— Start of Records supplied —
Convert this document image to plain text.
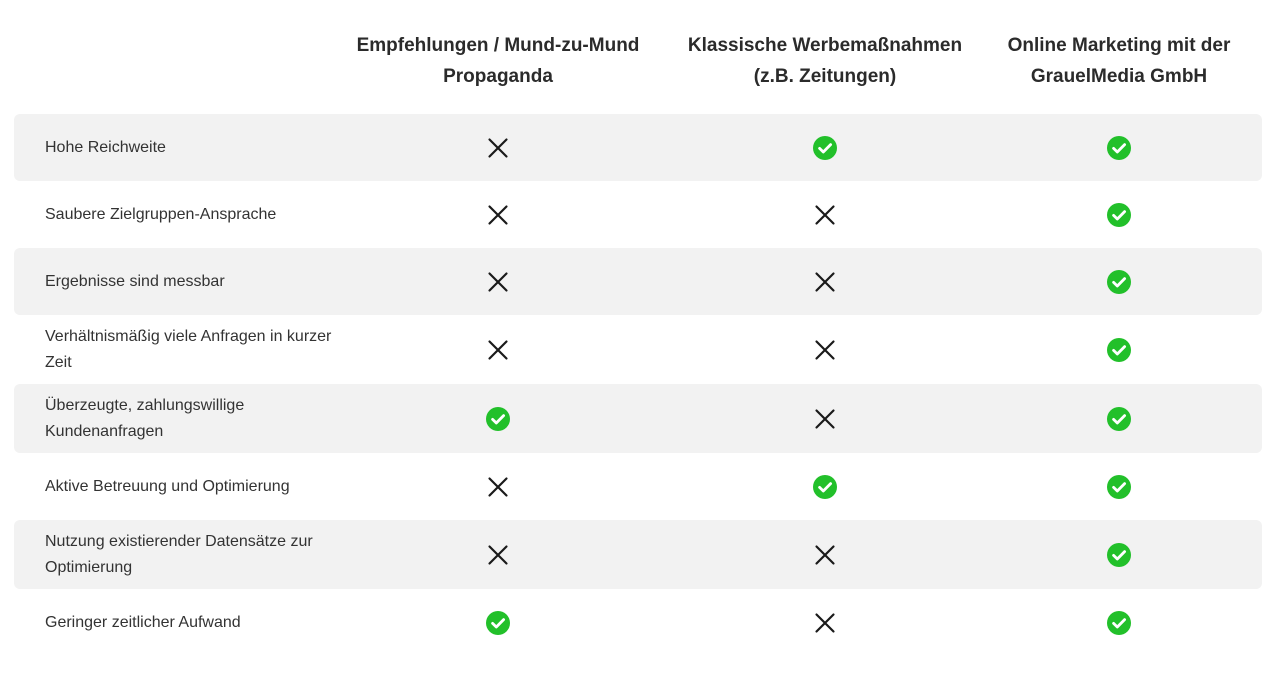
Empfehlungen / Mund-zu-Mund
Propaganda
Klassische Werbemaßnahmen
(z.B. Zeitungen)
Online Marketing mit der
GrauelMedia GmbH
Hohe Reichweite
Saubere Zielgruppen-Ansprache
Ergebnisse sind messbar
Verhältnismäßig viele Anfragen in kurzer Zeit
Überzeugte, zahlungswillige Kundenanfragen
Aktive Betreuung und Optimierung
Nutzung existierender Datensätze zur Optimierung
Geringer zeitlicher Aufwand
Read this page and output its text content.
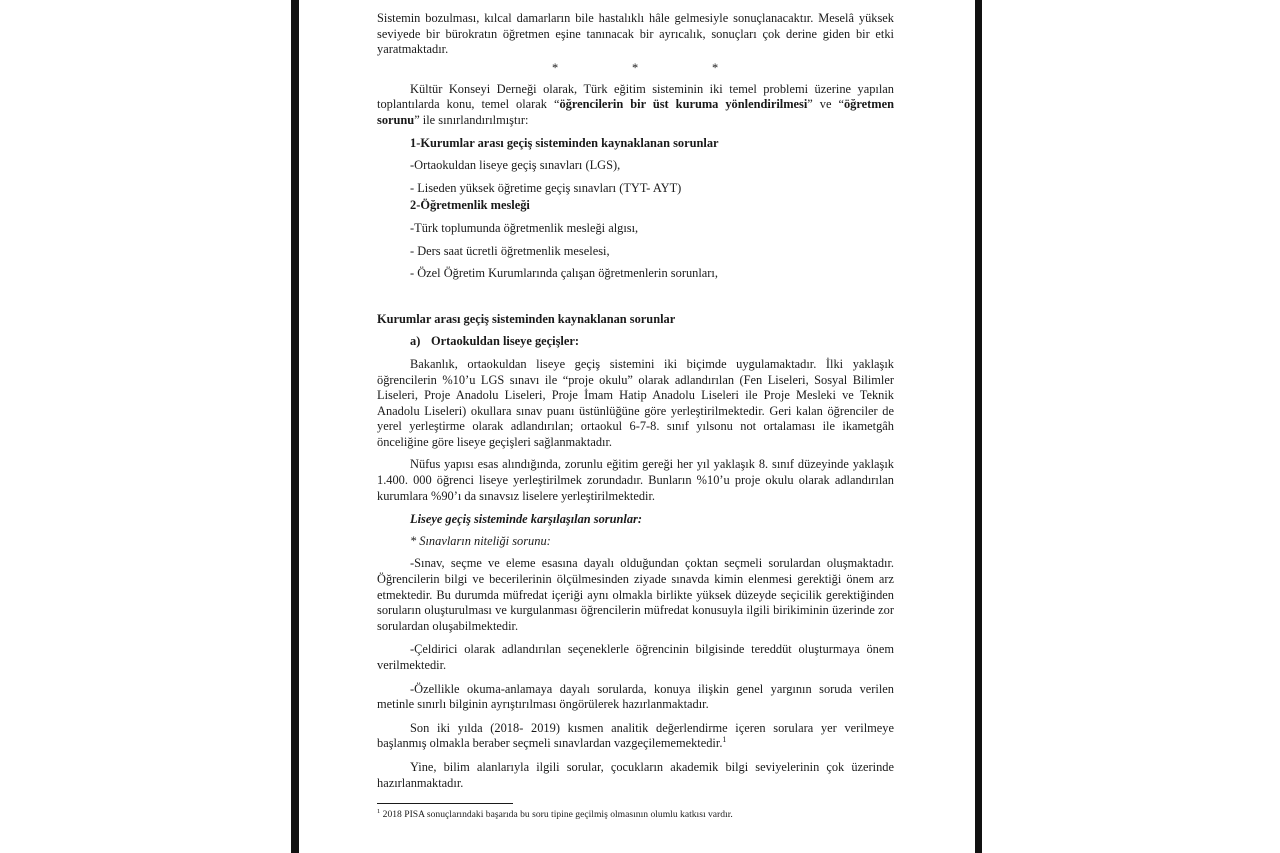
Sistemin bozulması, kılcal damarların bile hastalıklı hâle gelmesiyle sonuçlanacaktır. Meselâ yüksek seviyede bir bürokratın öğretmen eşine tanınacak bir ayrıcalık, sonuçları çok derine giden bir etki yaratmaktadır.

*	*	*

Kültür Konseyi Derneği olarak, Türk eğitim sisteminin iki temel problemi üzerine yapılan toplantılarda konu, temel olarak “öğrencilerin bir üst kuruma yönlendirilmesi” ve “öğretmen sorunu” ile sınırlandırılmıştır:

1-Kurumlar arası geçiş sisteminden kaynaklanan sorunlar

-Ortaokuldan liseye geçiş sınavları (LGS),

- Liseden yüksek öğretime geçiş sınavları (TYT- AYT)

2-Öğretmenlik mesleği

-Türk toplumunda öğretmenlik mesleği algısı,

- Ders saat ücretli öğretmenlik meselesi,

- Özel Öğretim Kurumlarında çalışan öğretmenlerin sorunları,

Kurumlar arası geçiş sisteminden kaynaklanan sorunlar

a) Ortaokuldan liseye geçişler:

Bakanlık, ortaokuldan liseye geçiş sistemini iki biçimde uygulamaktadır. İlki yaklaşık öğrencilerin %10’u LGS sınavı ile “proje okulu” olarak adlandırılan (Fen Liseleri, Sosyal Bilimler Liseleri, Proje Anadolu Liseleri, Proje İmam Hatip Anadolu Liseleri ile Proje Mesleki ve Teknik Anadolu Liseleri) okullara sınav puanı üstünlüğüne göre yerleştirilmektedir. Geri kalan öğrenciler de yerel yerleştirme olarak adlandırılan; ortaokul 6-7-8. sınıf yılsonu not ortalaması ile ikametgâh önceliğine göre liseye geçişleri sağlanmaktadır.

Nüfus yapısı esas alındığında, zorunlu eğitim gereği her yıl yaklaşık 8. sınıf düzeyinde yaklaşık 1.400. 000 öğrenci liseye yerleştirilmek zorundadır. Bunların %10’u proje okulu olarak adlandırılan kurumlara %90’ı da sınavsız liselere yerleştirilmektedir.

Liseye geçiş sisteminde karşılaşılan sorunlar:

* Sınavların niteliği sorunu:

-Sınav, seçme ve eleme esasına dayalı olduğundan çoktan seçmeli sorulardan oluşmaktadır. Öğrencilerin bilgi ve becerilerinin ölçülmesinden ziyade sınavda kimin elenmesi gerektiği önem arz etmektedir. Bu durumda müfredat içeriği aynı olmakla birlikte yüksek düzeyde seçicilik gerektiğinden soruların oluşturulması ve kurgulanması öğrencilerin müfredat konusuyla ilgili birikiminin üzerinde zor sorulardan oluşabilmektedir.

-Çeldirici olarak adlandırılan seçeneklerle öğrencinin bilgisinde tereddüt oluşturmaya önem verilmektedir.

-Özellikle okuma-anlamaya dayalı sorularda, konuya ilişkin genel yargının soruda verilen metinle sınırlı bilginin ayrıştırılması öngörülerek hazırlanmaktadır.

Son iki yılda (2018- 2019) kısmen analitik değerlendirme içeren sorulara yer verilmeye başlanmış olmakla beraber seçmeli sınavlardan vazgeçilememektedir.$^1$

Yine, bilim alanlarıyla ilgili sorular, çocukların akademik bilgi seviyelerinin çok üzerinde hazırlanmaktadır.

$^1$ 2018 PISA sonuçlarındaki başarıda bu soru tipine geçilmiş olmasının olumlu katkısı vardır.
— End of Records supplied —
Your task:
Images do not belong in the copy; reproduce all other parts of the records above verbatim.

Result for this task:
Convert this document image to plain text.
Empfehlungen / Mund-zu-Mund
Propaganda
Klassische Werbemaßnahmen
(z.B. Zeitungen)
Online Marketing mit der
GrauelMedia GmbH
Hohe Reichweite
Saubere Zielgruppen-Ansprache
Ergebnisse sind messbar
Verhältnismäßig viele Anfragen in kurzer Zeit
Überzeugte, zahlungswillige Kundenanfragen
Aktive Betreuung und Optimierung
Nutzung existierender Datensätze zur Optimierung
Geringer zeitlicher Aufwand
Read this page and output its text content.
Sistemin bozulması, kılcal damarların bile hastalıklı hâle gelmesiyle sonuçlanacaktır. Meselâ yüksek seviyede bir bürokratın öğretmen eşine tanınacak bir ayrıcalık, sonuçları çok derine giden bir etki yaratmaktadır.

*	*	*

Kültür Konseyi Derneği olarak, Türk eğitim sisteminin iki temel problemi üzerine yapılan toplantılarda konu, temel olarak “öğrencilerin bir üst kuruma yönlendirilmesi” ve “öğretmen sorunu” ile sınırlandırılmıştır:

1-Kurumlar arası geçiş sisteminden kaynaklanan sorunlar

-Ortaokuldan liseye geçiş sınavları (LGS),

- Liseden yüksek öğretime geçiş sınavları (TYT- AYT)

2-Öğretmenlik mesleği

-Türk toplumunda öğretmenlik mesleği algısı,

- Ders saat ücretli öğretmenlik meselesi,

- Özel Öğretim Kurumlarında çalışan öğretmenlerin sorunları,

Kurumlar arası geçiş sisteminden kaynaklanan sorunlar

a) Ortaokuldan liseye geçişler:

Bakanlık, ortaokuldan liseye geçiş sistemini iki biçimde uygulamaktadır. İlki yaklaşık öğrencilerin %10’u LGS sınavı ile “proje okulu” olarak adlandırılan (Fen Liseleri, Sosyal Bilimler Liseleri, Proje Anadolu Liseleri, Proje İmam Hatip Anadolu Liseleri ile Proje Mesleki ve Teknik Anadolu Liseleri) okullara sınav puanı üstünlüğüne göre yerleştirilmektedir. Geri kalan öğrenciler de yerel yerleştirme olarak adlandırılan; ortaokul 6-7-8. sınıf yılsonu not ortalaması ile ikametgâh önceliğine göre liseye geçişleri sağlanmaktadır.

Nüfus yapısı esas alındığında, zorunlu eğitim gereği her yıl yaklaşık 8. sınıf düzeyinde yaklaşık 1.400. 000 öğrenci liseye yerleştirilmek zorundadır. Bunların %10’u proje okulu olarak adlandırılan kurumlara %90’ı da sınavsız liselere yerleştirilmektedir.

Liseye geçiş sisteminde karşılaşılan sorunlar:

* Sınavların niteliği sorunu:

-Sınav, seçme ve eleme esasına dayalı olduğundan çoktan seçmeli sorulardan oluşmaktadır. Öğrencilerin bilgi ve becerilerinin ölçülmesinden ziyade sınavda kimin elenmesi gerektiği önem arz etmektedir. Bu durumda müfredat içeriği aynı olmakla birlikte yüksek düzeyde seçicilik gerektiğinden soruların oluşturulması ve kurgulanması öğrencilerin müfredat konusuyla ilgili birikiminin üzerinde zor sorulardan oluşabilmektedir.

-Çeldirici olarak adlandırılan seçeneklerle öğrencinin bilgisinde tereddüt oluşturmaya önem verilmektedir.

-Özellikle okuma-anlamaya dayalı sorularda, konuya ilişkin genel yargının soruda verilen metinle sınırlı bilginin ayrıştırılması öngörülerek hazırlanmaktadır.

Son iki yılda (2018- 2019) kısmen analitik değerlendirme içeren sorulara yer verilmeye başlanmış olmakla beraber seçmeli sınavlardan vazgeçilememektedir.$^1$

Yine, bilim alanlarıyla ilgili sorular, çocukların akademik bilgi seviyelerinin çok üzerinde hazırlanmaktadır.

$^1$ 2018 PISA sonuçlarındaki başarıda bu soru tipine geçilmiş olmasının olumlu katkısı vardır.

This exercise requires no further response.